Write out every entry exactly as given, but omit the pictures.

--- Start of ENTRIES PROVIDED ---

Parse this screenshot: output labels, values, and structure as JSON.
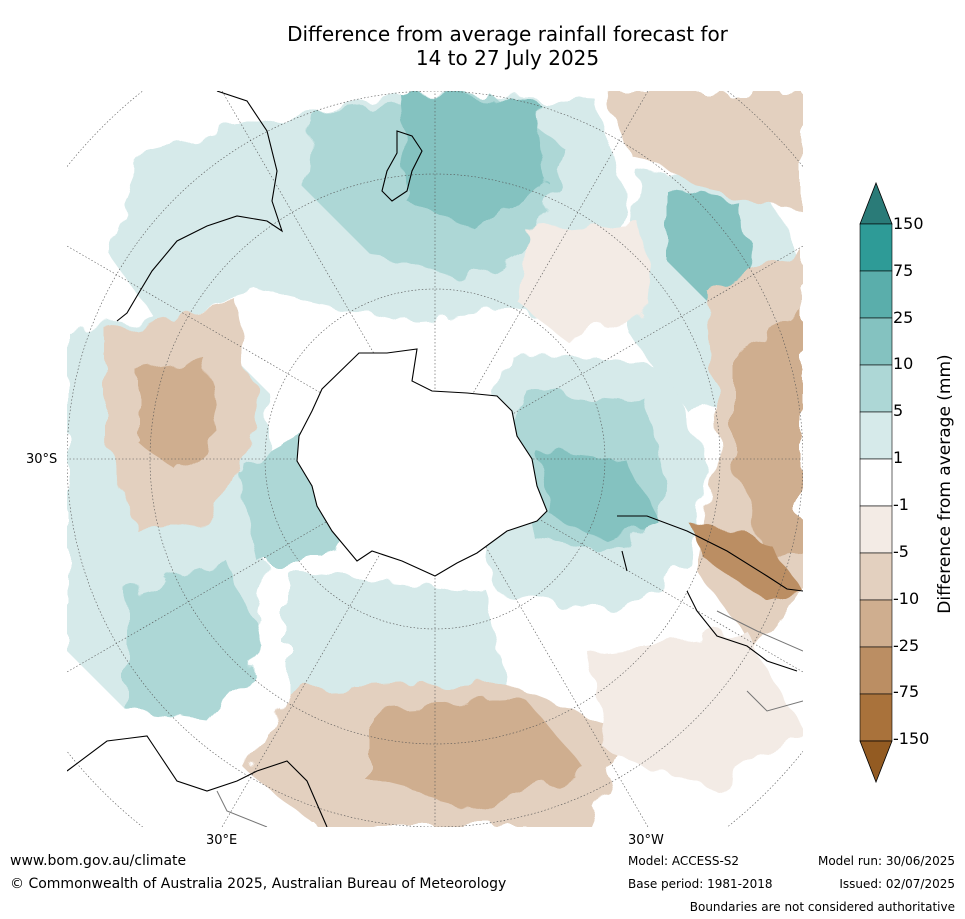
{
  "title": {
    "line1": "Difference from average rainfall forecast for",
    "line2": "14 to 27 July 2025"
  },
  "map": {
    "projection": "south-polar-stereographic",
    "latitude_label": "30°S",
    "longitude_labels": {
      "east": "30°E",
      "west": "30°W"
    }
  },
  "colorbar": {
    "title": "Difference from average (mm)",
    "tick_labels": [
      "150",
      "75",
      "25",
      "10",
      "5",
      "1",
      "-1",
      "-5",
      "-10",
      "-25",
      "-75",
      "-150"
    ],
    "colors": {
      "above_150": "#2a7b78",
      "75_150": "#2e9b97",
      "25_75": "#5aaeab",
      "10_25": "#84c2c0",
      "5_10": "#add7d6",
      "1_5": "#d6eaea",
      "neutral": "#ffffff",
      "m1_m5": "#f3ebe5",
      "m5_m10": "#e3d0bf",
      "m10_m25": "#cfae8f",
      "m25_m75": "#bb8e63",
      "m75_m150": "#a9723b",
      "below_m150": "#935b22"
    }
  },
  "footer": {
    "url": "www.bom.gov.au/climate",
    "copyright": "© Commonwealth of Australia 2025, Australian Bureau of Meteorology",
    "model": "Model: ACCESS-S2",
    "base_period": "Base period: 1981-2018",
    "model_run": "Model run: 30/06/2025",
    "issued": "Issued: 02/07/2025",
    "boundaries_note": "Boundaries are not considered authoritative"
  }
}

--- End of ENTRIES PROVIDED ---

■ **FULL ANSWER**:
Parse this screenshot: output labels, values, and structure as JSON.
{
  "title": {
    "line1": "Difference from average rainfall forecast for",
    "line2": "14 to 27 July 2025"
  },
  "map": {
    "projection": "south-polar-stereographic",
    "latitude_label": "30°S",
    "longitude_labels": {
      "east": "30°E",
      "west": "30°W"
    }
  },
  "colorbar": {
    "title": "Difference from average (mm)",
    "tick_labels": [
      "150",
      "75",
      "25",
      "10",
      "5",
      "1",
      "-1",
      "-5",
      "-10",
      "-25",
      "-75",
      "-150"
    ],
    "colors": {
      "above_150": "#2a7b78",
      "75_150": "#2e9b97",
      "25_75": "#5aaeab",
      "10_25": "#84c2c0",
      "5_10": "#add7d6",
      "1_5": "#d6eaea",
      "neutral": "#ffffff",
      "m1_m5": "#f3ebe5",
      "m5_m10": "#e3d0bf",
      "m10_m25": "#cfae8f",
      "m25_m75": "#bb8e63",
      "m75_m150": "#a9723b",
      "below_m150": "#935b22"
    }
  },
  "footer": {
    "url": "www.bom.gov.au/climate",
    "copyright": "© Commonwealth of Australia 2025, Australian Bureau of Meteorology",
    "model": "Model: ACCESS-S2",
    "base_period": "Base period: 1981-2018",
    "model_run": "Model run: 30/06/2025",
    "issued": "Issued: 02/07/2025",
    "boundaries_note": "Boundaries are not considered authoritative"
  }
}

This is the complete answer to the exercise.